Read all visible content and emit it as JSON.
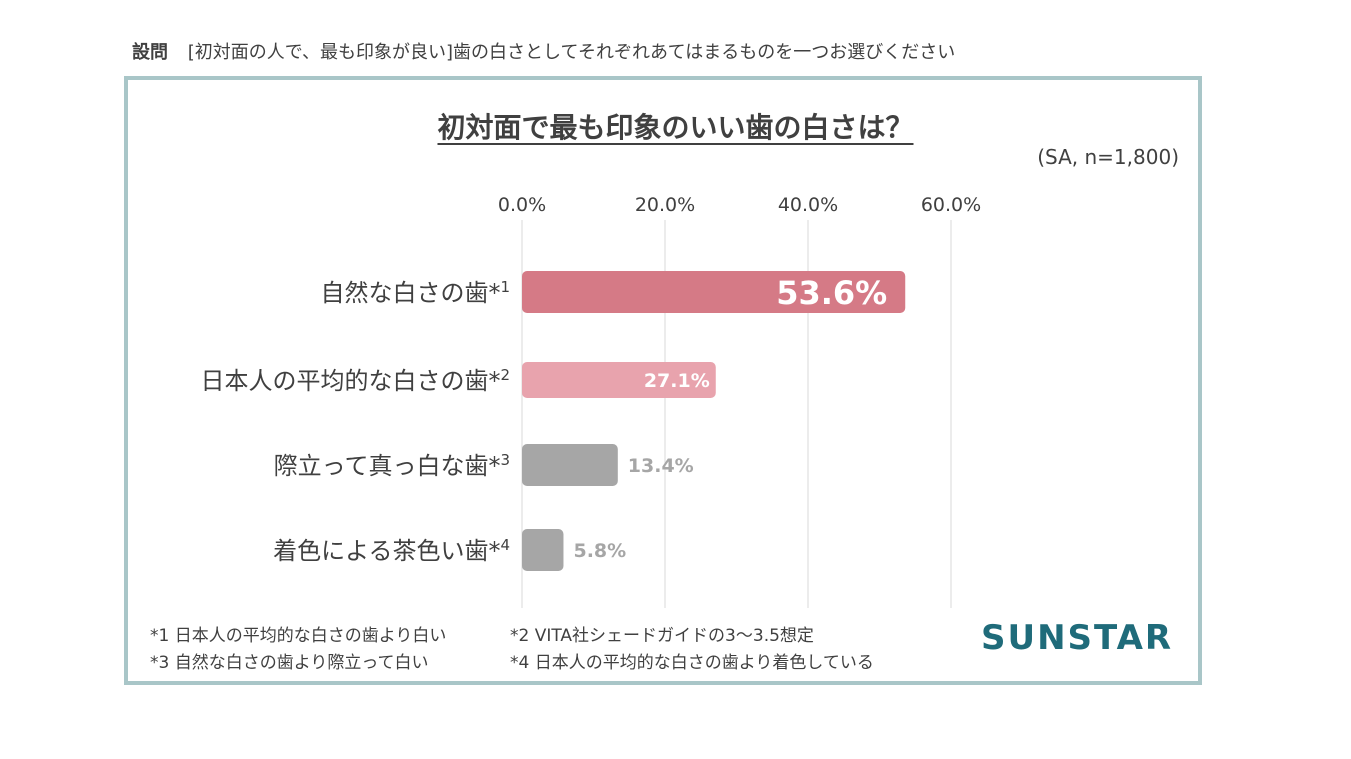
{
  "question": {
    "label": "設問",
    "text": "[初対面の人で、最も印象が良い]歯の白さとしてそれぞれあてはまるものを一つお選びください"
  },
  "chart_data": {
    "type": "bar",
    "orientation": "horizontal",
    "title": "初対面で最も印象のいい歯の白さは？",
    "subtitle": "(SA, n=1,800)",
    "categories": [
      "自然な白さの歯*1",
      "日本人の平均的な白さの歯*2",
      "際立って真っ白な歯*3",
      "着色による茶色い歯*4"
    ],
    "values": [
      53.6,
      27.1,
      13.4,
      5.8
    ],
    "value_labels": [
      "53.6%",
      "27.1%",
      "13.4%",
      "5.8%"
    ],
    "xlim": [
      0,
      60
    ],
    "ticks": [
      0,
      20,
      40,
      60
    ],
    "tick_labels": [
      "0.0%",
      "20.0%",
      "40.0%",
      "60.0%"
    ],
    "grid": true,
    "axis_position": "top",
    "colors": [
      "#d57a86",
      "#e8a3ad",
      "#a6a6a6",
      "#a6a6a6"
    ]
  },
  "footnotes": [
    "*1 日本人の平均的な白さの歯より白い",
    "*2 VITA社シェードガイドの3～3.5想定",
    "*3 自然な白さの歯より際立って白い",
    "*4 日本人の平均的な白さの歯より着色している"
  ],
  "logo": "SUNSTAR"
}
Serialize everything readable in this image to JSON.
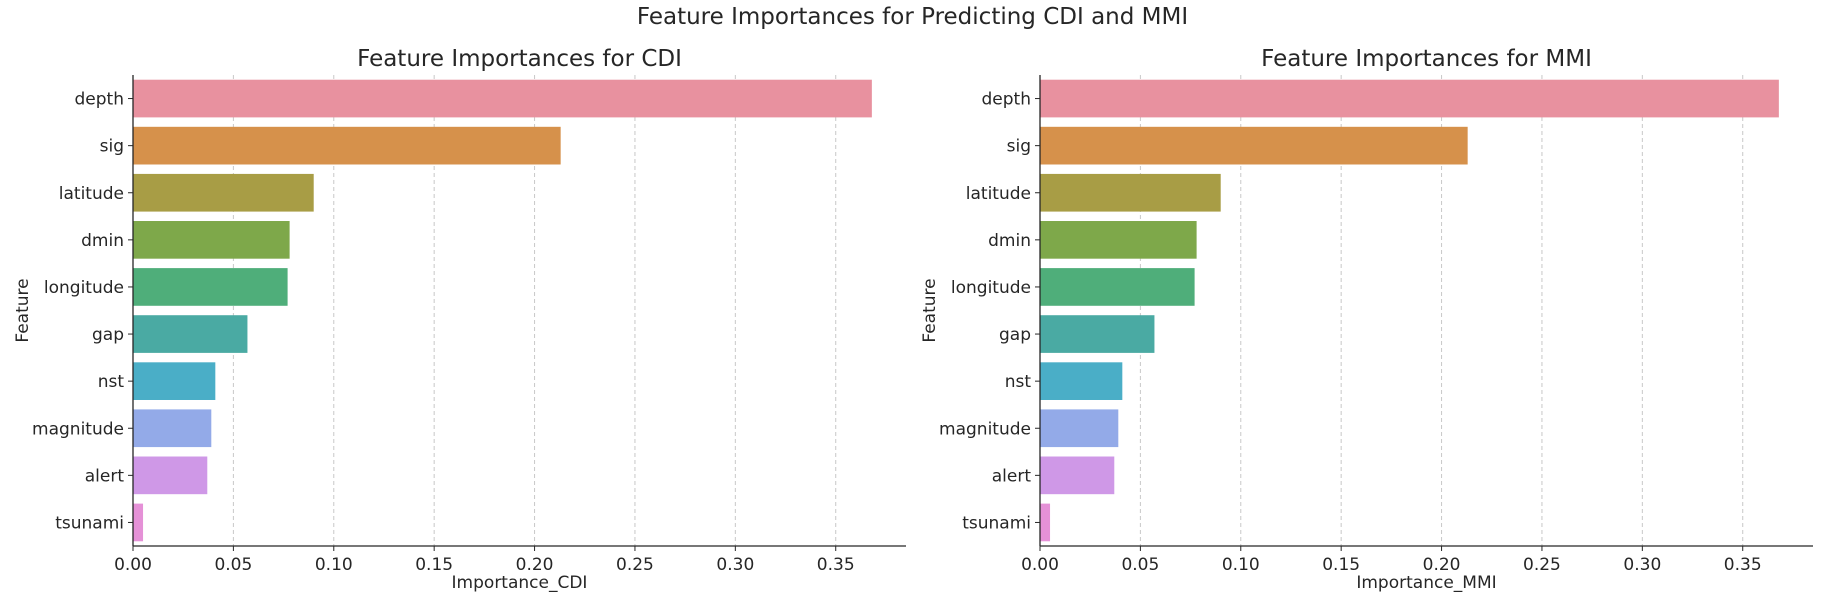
{
  "figure": {
    "suptitle": "Feature Importances for Predicting CDI and MMI"
  },
  "chart_data": [
    {
      "type": "bar",
      "orientation": "horizontal",
      "title": "Feature Importances for CDI",
      "xlabel": "Importance_CDI",
      "ylabel": "Feature",
      "categories": [
        "depth",
        "sig",
        "latitude",
        "dmin",
        "longitude",
        "gap",
        "nst",
        "magnitude",
        "alert",
        "tsunami"
      ],
      "values": [
        0.368,
        0.213,
        0.09,
        0.078,
        0.077,
        0.057,
        0.041,
        0.039,
        0.037,
        0.005
      ],
      "xlim": [
        0.0,
        0.385
      ],
      "xticks": [
        "0.00",
        "0.05",
        "0.10",
        "0.15",
        "0.20",
        "0.25",
        "0.30",
        "0.35"
      ],
      "xtick_values": [
        0.0,
        0.05,
        0.1,
        0.15,
        0.2,
        0.25,
        0.3,
        0.35
      ],
      "grid": "x-dashed",
      "colors": [
        "#e8919f",
        "#d6914b",
        "#a89d45",
        "#7ea84a",
        "#4fae7a",
        "#4aaaa3",
        "#4aaec7",
        "#93aae8",
        "#cf98e7",
        "#e591d7"
      ]
    },
    {
      "type": "bar",
      "orientation": "horizontal",
      "title": "Feature Importances for MMI",
      "xlabel": "Importance_MMI",
      "ylabel": "Feature",
      "categories": [
        "depth",
        "sig",
        "latitude",
        "dmin",
        "longitude",
        "gap",
        "nst",
        "magnitude",
        "alert",
        "tsunami"
      ],
      "values": [
        0.368,
        0.213,
        0.09,
        0.078,
        0.077,
        0.057,
        0.041,
        0.039,
        0.037,
        0.005
      ],
      "xlim": [
        0.0,
        0.385
      ],
      "xticks": [
        "0.00",
        "0.05",
        "0.10",
        "0.15",
        "0.20",
        "0.25",
        "0.30",
        "0.35"
      ],
      "xtick_values": [
        0.0,
        0.05,
        0.1,
        0.15,
        0.2,
        0.25,
        0.3,
        0.35
      ],
      "grid": "x-dashed",
      "colors": [
        "#e8919f",
        "#d6914b",
        "#a89d45",
        "#7ea84a",
        "#4fae7a",
        "#4aaaa3",
        "#4aaec7",
        "#93aae8",
        "#cf98e7",
        "#e591d7"
      ]
    }
  ]
}
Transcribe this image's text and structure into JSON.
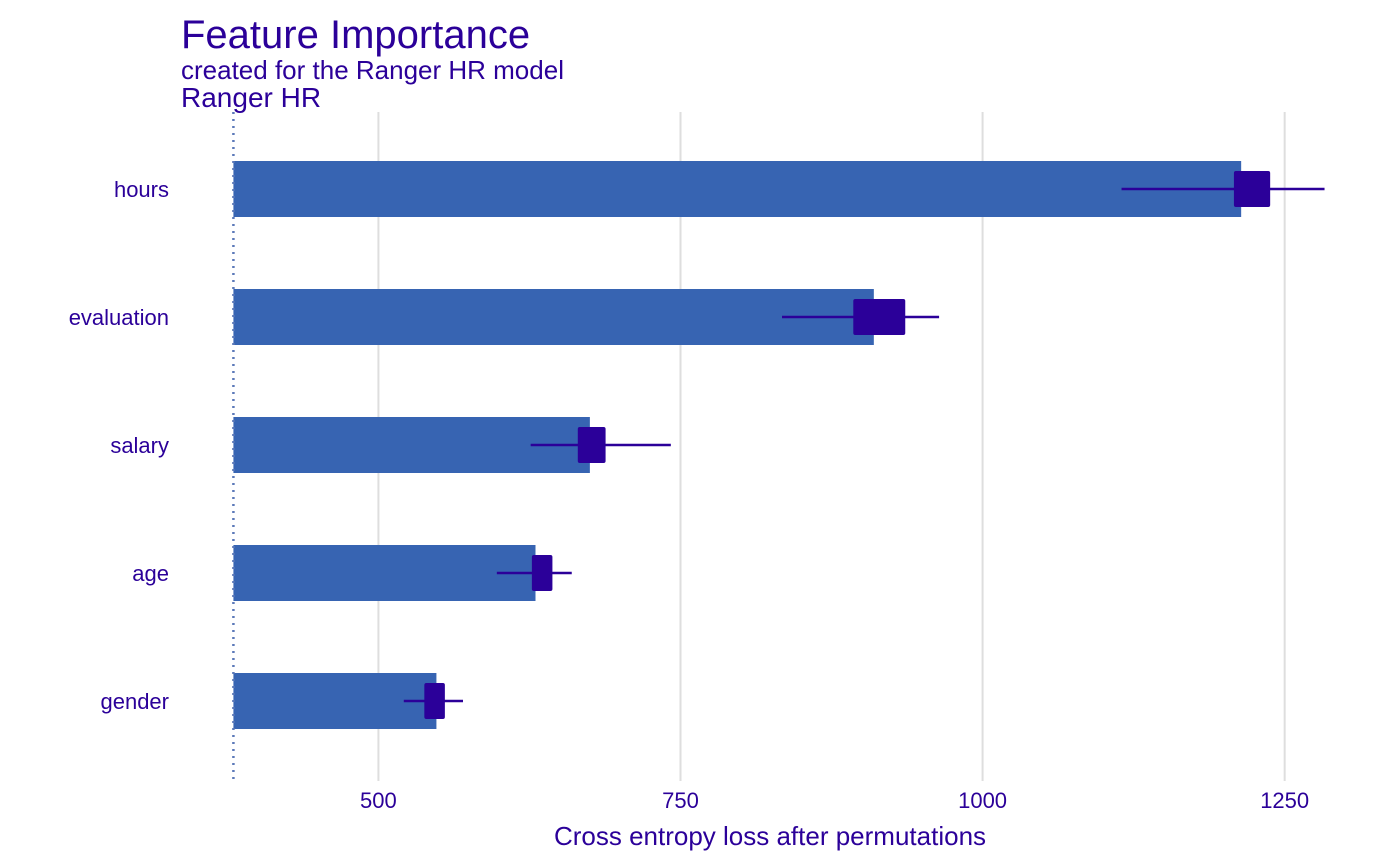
{
  "chart_data": {
    "type": "bar",
    "title": "Feature Importance",
    "subtitle": "created for the Ranger HR model",
    "model_label": "Ranger HR",
    "xlabel": "Cross entropy loss after permutations",
    "ylabel": "",
    "xlim": [
      378,
      1290
    ],
    "baseline": 380,
    "x_ticks": [
      500,
      750,
      1000,
      1250
    ],
    "x_tick_labels": [
      "500",
      "750",
      "1000",
      "1250"
    ],
    "categories": [
      "hours",
      "evaluation",
      "salary",
      "age",
      "gender"
    ],
    "values": [
      1214,
      910,
      675,
      630,
      548
    ],
    "boxplot": [
      {
        "min": 1115,
        "q1": 1208,
        "q3": 1238,
        "max": 1283
      },
      {
        "min": 834,
        "q1": 893,
        "q3": 936,
        "max": 964
      },
      {
        "min": 626,
        "q1": 665,
        "q3": 688,
        "max": 742
      },
      {
        "min": 598,
        "q1": 627,
        "q3": 644,
        "max": 660
      },
      {
        "min": 521,
        "q1": 538,
        "q3": 555,
        "max": 570
      }
    ],
    "grid": true,
    "legend": "none",
    "colors": {
      "bar": "#3764b2",
      "box": "#2b0099",
      "grid": "#dedede",
      "baseline": "#5c79b9",
      "text": "#2b0099"
    }
  }
}
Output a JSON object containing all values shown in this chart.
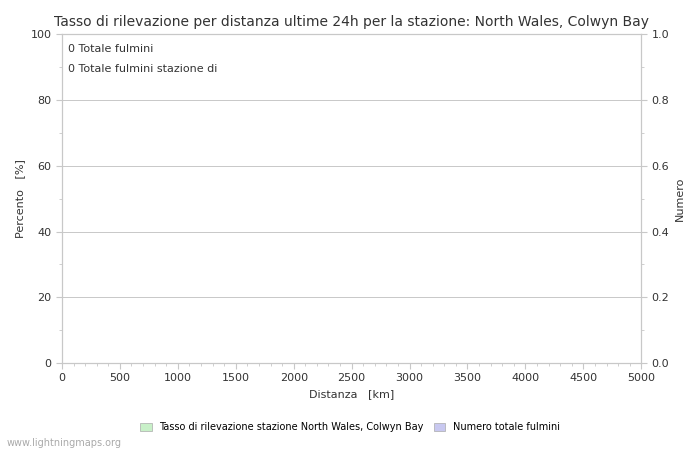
{
  "title": "Tasso di rilevazione per distanza ultime 24h per la stazione: North Wales, Colwyn Bay",
  "annotation_line1": "0 Totale fulmini",
  "annotation_line2": "0 Totale fulmini stazione di",
  "xlabel": "Distanza   [km]",
  "ylabel_left": "Percento   [%]",
  "ylabel_right": "Numero",
  "xlim": [
    0,
    5000
  ],
  "ylim_left": [
    0,
    100
  ],
  "ylim_right": [
    0.0,
    1.0
  ],
  "xticks_major": [
    0,
    500,
    1000,
    1500,
    2000,
    2500,
    3000,
    3500,
    4000,
    4500,
    5000
  ],
  "yticks_left_major": [
    0,
    20,
    40,
    60,
    80,
    100
  ],
  "yticks_left_minor": [
    10,
    30,
    50,
    70,
    90
  ],
  "yticks_right_major": [
    0.0,
    0.2,
    0.4,
    0.6,
    0.8,
    1.0
  ],
  "yticks_right_minor": [
    0.1,
    0.3,
    0.5,
    0.7,
    0.9
  ],
  "yticks_right_labels": [
    "0.0",
    "0.2",
    "0.4",
    "0.6",
    "0.8",
    "1.0"
  ],
  "grid_y_values": [
    20,
    40,
    60,
    80,
    100
  ],
  "legend_label1": "Tasso di rilevazione stazione North Wales, Colwyn Bay",
  "legend_label2": "Numero totale fulmini",
  "legend_color1": "#c8f0c8",
  "legend_color2": "#c8c8f0",
  "watermark": "www.lightningmaps.org",
  "bg_color": "#ffffff",
  "grid_color": "#c8c8c8",
  "spine_color": "#c8c8c8",
  "text_color": "#333333",
  "title_fontsize": 10,
  "label_fontsize": 8,
  "tick_fontsize": 8,
  "annotation_fontsize": 8,
  "watermark_fontsize": 7
}
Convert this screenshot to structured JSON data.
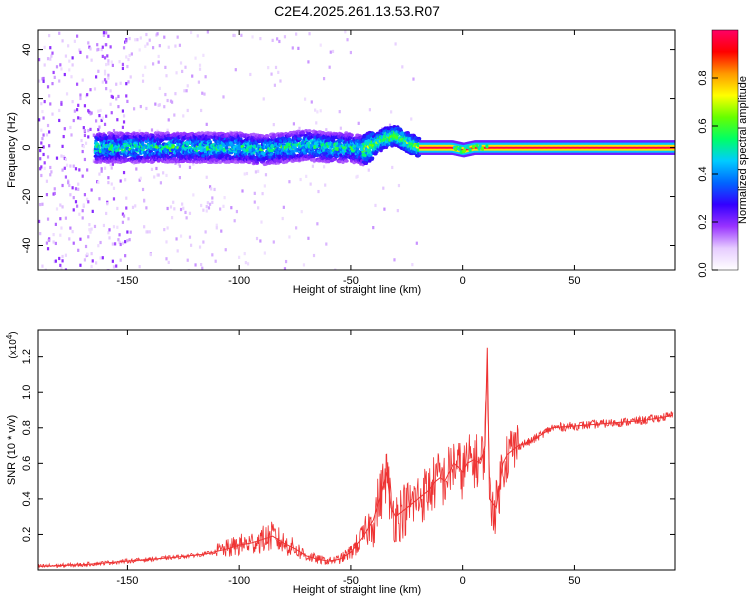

*Given exercise*:
Starting with the line that holds "Output a JSON", retype each line through the last one in the listing above, exactly as written. Do not copy any pictures.

*Task output*:
Output a JSON object containing all values shown in this chart.
{
  "title": "Tasso di rilevazione per distanza ultime 24h per la stazione: North Wales, Colwyn Bay",
  "annotation_line1": "0 Totale fulmini",
  "annotation_line2": "0 Totale fulmini stazione di",
  "xlabel": "Distanza   [km]",
  "ylabel_left": "Percento   [%]",
  "ylabel_right": "Numero",
  "xlim": [
    0,
    5000
  ],
  "ylim_left": [
    0,
    100
  ],
  "ylim_right": [
    0.0,
    1.0
  ],
  "xticks_major": [
    0,
    500,
    1000,
    1500,
    2000,
    2500,
    3000,
    3500,
    4000,
    4500,
    5000
  ],
  "yticks_left_major": [
    0,
    20,
    40,
    60,
    80,
    100
  ],
  "yticks_left_minor": [
    10,
    30,
    50,
    70,
    90
  ],
  "yticks_right_major": [
    0.0,
    0.2,
    0.4,
    0.6,
    0.8,
    1.0
  ],
  "yticks_right_minor": [
    0.1,
    0.3,
    0.5,
    0.7,
    0.9
  ],
  "yticks_right_labels": [
    "0.0",
    "0.2",
    "0.4",
    "0.6",
    "0.8",
    "1.0"
  ],
  "grid_y_values": [
    20,
    40,
    60,
    80,
    100
  ],
  "legend_label1": "Tasso di rilevazione stazione North Wales, Colwyn Bay",
  "legend_label2": "Numero totale fulmini",
  "legend_color1": "#c8f0c8",
  "legend_color2": "#c8c8f0",
  "watermark": "www.lightningmaps.org",
  "bg_color": "#ffffff",
  "grid_color": "#c8c8c8",
  "spine_color": "#c8c8c8",
  "text_color": "#333333",
  "title_fontsize": 10,
  "label_fontsize": 8,
  "tick_fontsize": 8,
  "annotation_fontsize": 8,
  "watermark_fontsize": 7
}
Convert this screenshot to structured JSON data.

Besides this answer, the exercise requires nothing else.